Stated task:
Arrange the lines of the material as a numbered list, leaving out blank lines. Begin at the line that contains "profile-icon [913,2177,959,2244]" and stop after the line that contains "date-number-label: 20 [88,1371,132,1411]".

Dataset entries:
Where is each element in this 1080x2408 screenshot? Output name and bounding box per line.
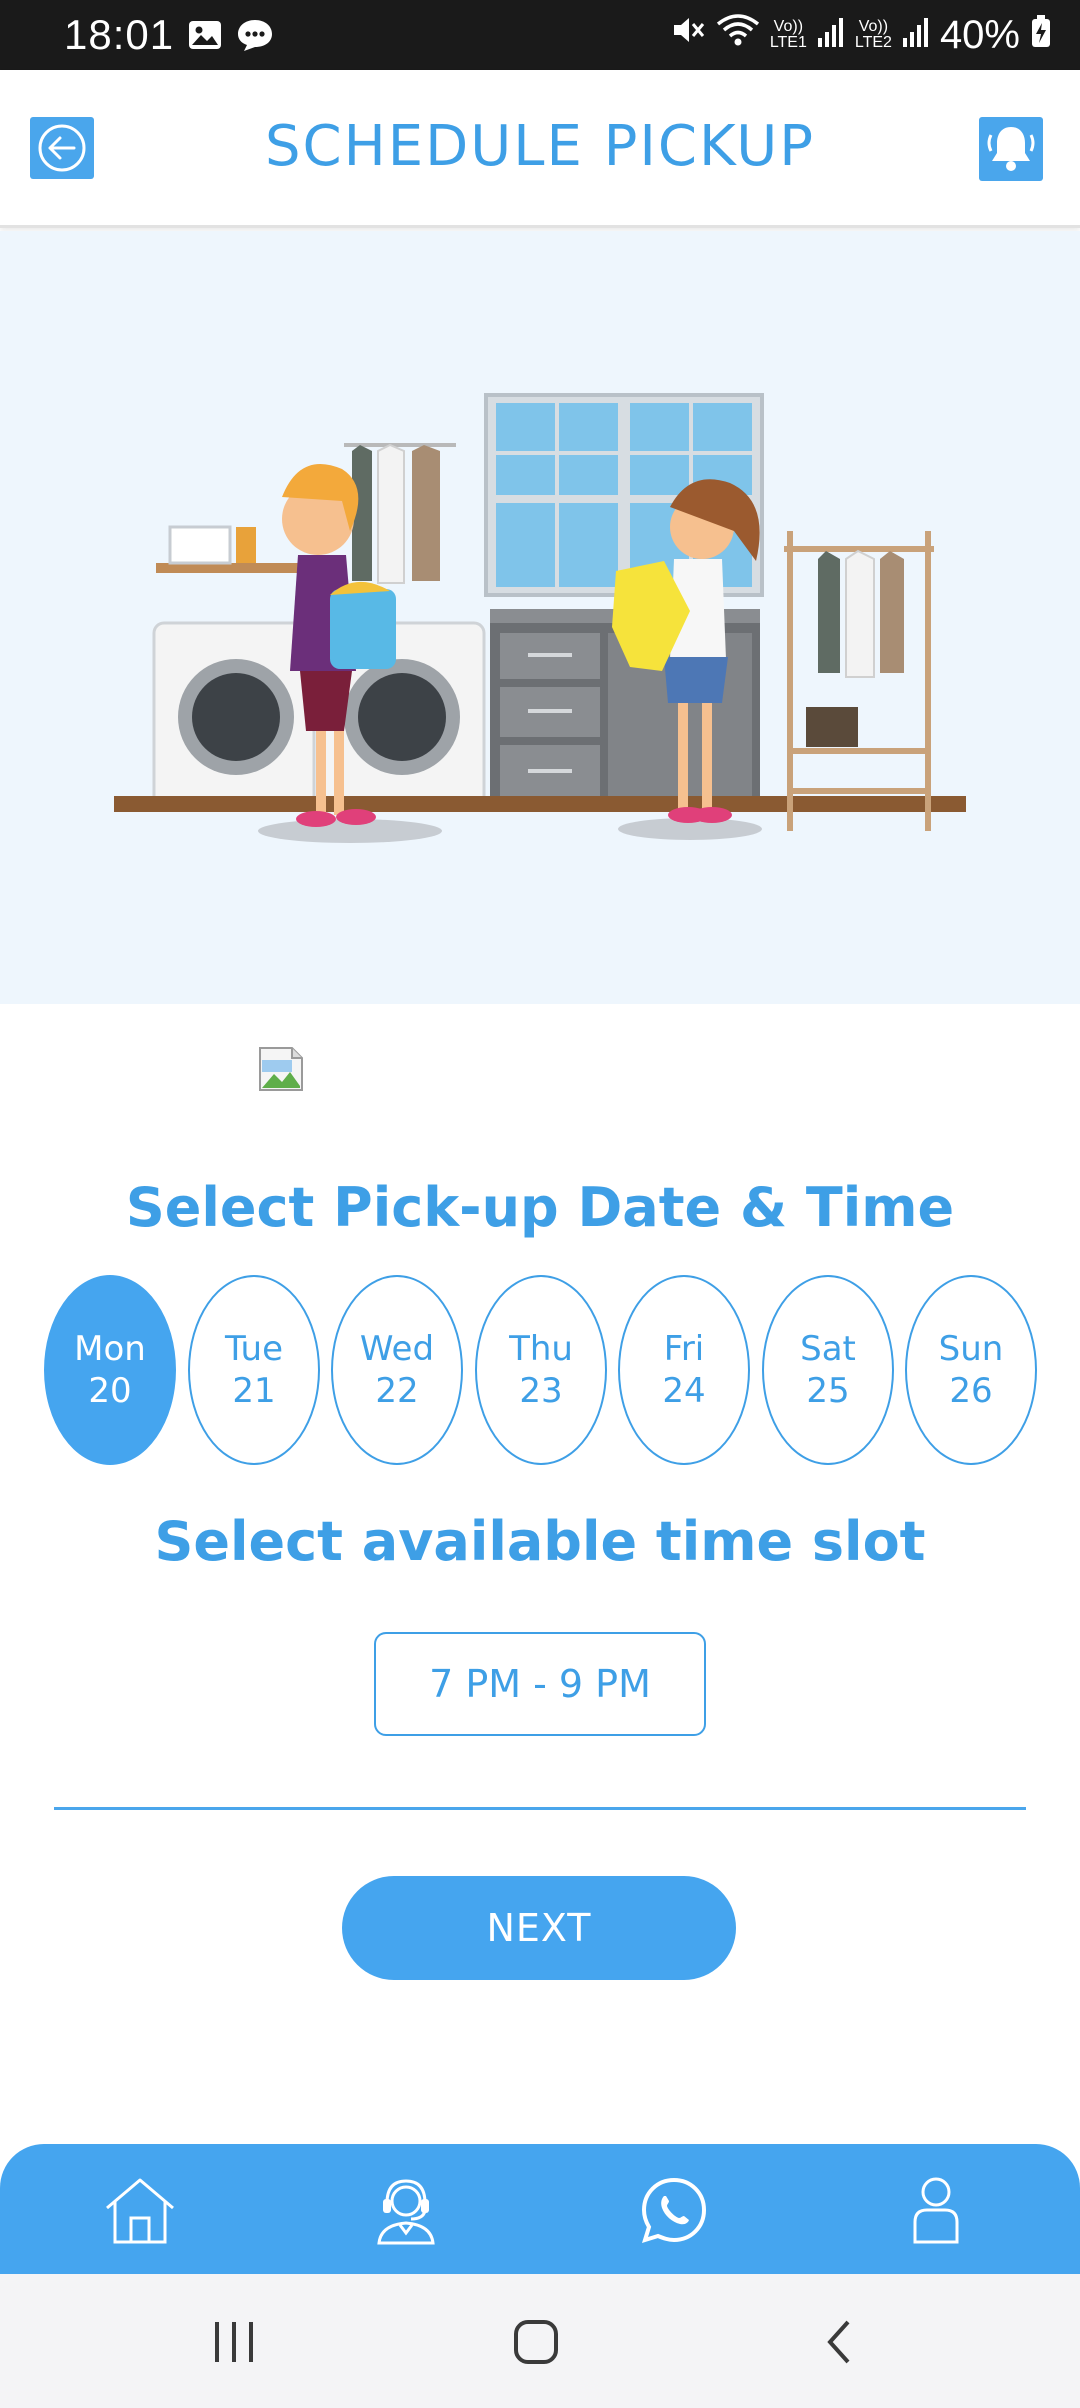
profile-icon [913,2177,959,2244]
mute-icon [670,12,706,58]
app-header: SCHEDULE PICKUP [0,70,1080,228]
date-option-sun[interactable]: Sun 26 [905,1275,1037,1465]
recent-apps-button[interactable] [204,2312,264,2372]
battery-percent: 40% [939,12,1020,57]
system-nav-bar [0,2274,1080,2408]
date-option-sat[interactable]: Sat 25 [762,1275,894,1465]
date-day-label: Wed [359,1329,435,1369]
home-circle-icon [514,2320,558,2364]
gallery-icon [188,20,222,50]
date-day-label: Tue [224,1329,284,1369]
date-number-label: 25 [806,1371,850,1411]
date-number-label: 23 [519,1371,563,1411]
signal-icon [817,12,845,58]
date-number-label: 21 [232,1371,276,1411]
date-number-label: 20 [88,1371,132,1411]
time-slot-title: Select available time slot [154,1510,926,1573]
bottom-nav [0,2144,1080,2274]
broken-image-placeholder [258,1046,304,1092]
message-icon [236,18,274,52]
bell-icon [987,127,1035,171]
date-option-mon[interactable]: Mon 20 [44,1275,176,1465]
nav-whatsapp[interactable] [634,2172,714,2248]
battery-charging-icon [1030,12,1052,58]
back-chevron-icon [827,2320,850,2364]
laundry-room-illustration [0,231,1080,1004]
date-option-wed[interactable]: Wed 22 [331,1275,463,1465]
home-button[interactable] [506,2312,566,2372]
page-title: SCHEDULE PICKUP [265,114,815,179]
date-selector: Mon 20 Tue 21 Wed 22 Thu 23 Fri 24 Sat 25 Sun 26 [44,1275,1044,1465]
sim2-label: Vo)) LTE2 [854,18,892,51]
recent-apps-icon [215,2322,253,2362]
date-section-title: Select Pick-up Date & Time [125,1176,955,1239]
home-icon [106,2178,174,2244]
notifications-button[interactable] [979,117,1043,181]
nav-home[interactable] [100,2172,180,2248]
date-number-label: 24 [662,1371,706,1411]
wifi-icon [716,12,760,58]
next-button[interactable]: NEXT [342,1876,736,1980]
date-number-label: 26 [949,1371,993,1411]
status-time: 18:01 [64,11,175,58]
date-day-label: Mon [74,1329,146,1369]
nav-profile[interactable] [896,2172,976,2248]
time-slot-button[interactable]: 7 PM - 9 PM [374,1632,706,1736]
back-nav-button[interactable] [808,2312,868,2372]
date-number-label: 22 [375,1371,419,1411]
date-option-tue[interactable]: Tue 21 [188,1275,320,1465]
date-day-label: Thu [509,1329,573,1369]
signal-icon [902,12,930,58]
support-agent-icon [377,2179,435,2245]
date-day-label: Sun [938,1329,1004,1369]
date-option-fri[interactable]: Fri 24 [618,1275,750,1465]
nav-support[interactable] [366,2172,446,2248]
whatsapp-icon [641,2177,707,2244]
date-day-label: Sat [800,1329,856,1369]
date-option-thu[interactable]: Thu 23 [475,1275,607,1465]
date-day-label: Fri [663,1329,705,1369]
status-bar: 18:01 Vo)) LTE1 Vo)) LTE2 40% [0,0,1080,70]
divider [54,1807,1026,1810]
sim1-label: Vo)) LTE1 [769,18,807,51]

The response:
1. profile-icon [913,2177,959,2244]
2. mute-icon [670,12,706,58]
3. app-header: SCHEDULE PICKUP [0,70,1080,228]
4. date-option-sun[interactable]: Sun 26 [905,1275,1037,1465]
5. recent-apps-button[interactable] [204,2312,264,2372]
6. battery-percent: 40% [939,12,1020,57]
7. system-nav-bar [0,2274,1080,2408]
8. date-option-sat[interactable]: Sat 25 [762,1275,894,1465]
9. date-day-label: Wed [359,1329,435,1369]
10. home-circle-icon [514,2320,558,2364]
11. gallery-icon [188,20,222,50]
12. date-day-label: Tue [224,1329,284,1369]
13. date-number-label: 25 [806,1371,850,1411]
14. date-number-label: 23 [519,1371,563,1411]
15. signal-icon [817,12,845,58]
16. date-number-label: 21 [232,1371,276,1411]
17. date-number-label: 20 [88,1371,132,1411]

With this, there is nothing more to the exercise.